### Stored rows
◆ ◆ ◆ ◆ ◆

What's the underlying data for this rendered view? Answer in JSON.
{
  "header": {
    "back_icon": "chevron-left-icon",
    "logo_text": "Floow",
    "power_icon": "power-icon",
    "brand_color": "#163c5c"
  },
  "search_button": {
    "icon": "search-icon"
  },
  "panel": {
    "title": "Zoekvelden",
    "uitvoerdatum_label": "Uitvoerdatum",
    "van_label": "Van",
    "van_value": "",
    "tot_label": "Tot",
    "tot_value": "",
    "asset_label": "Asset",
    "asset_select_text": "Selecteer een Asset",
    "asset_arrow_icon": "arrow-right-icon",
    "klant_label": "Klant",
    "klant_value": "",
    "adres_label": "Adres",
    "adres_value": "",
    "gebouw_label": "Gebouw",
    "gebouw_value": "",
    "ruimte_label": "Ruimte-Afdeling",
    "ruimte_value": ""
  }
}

◆ ◆ ◆ ◆ ◆

### Task prompt
From the preceding material, extract every line exactly.

### Complete output
What's the underlying data for this rendered view? Answer in JSON.
{
  "header": {
    "back_icon": "chevron-left-icon",
    "logo_text": "Floow",
    "power_icon": "power-icon",
    "brand_color": "#163c5c"
  },
  "search_button": {
    "icon": "search-icon"
  },
  "panel": {
    "title": "Zoekvelden",
    "uitvoerdatum_label": "Uitvoerdatum",
    "van_label": "Van",
    "van_value": "",
    "tot_label": "Tot",
    "tot_value": "",
    "asset_label": "Asset",
    "asset_select_text": "Selecteer een Asset",
    "asset_arrow_icon": "arrow-right-icon",
    "klant_label": "Klant",
    "klant_value": "",
    "adres_label": "Adres",
    "adres_value": "",
    "gebouw_label": "Gebouw",
    "gebouw_value": "",
    "ruimte_label": "Ruimte-Afdeling",
    "ruimte_value": ""
  }
}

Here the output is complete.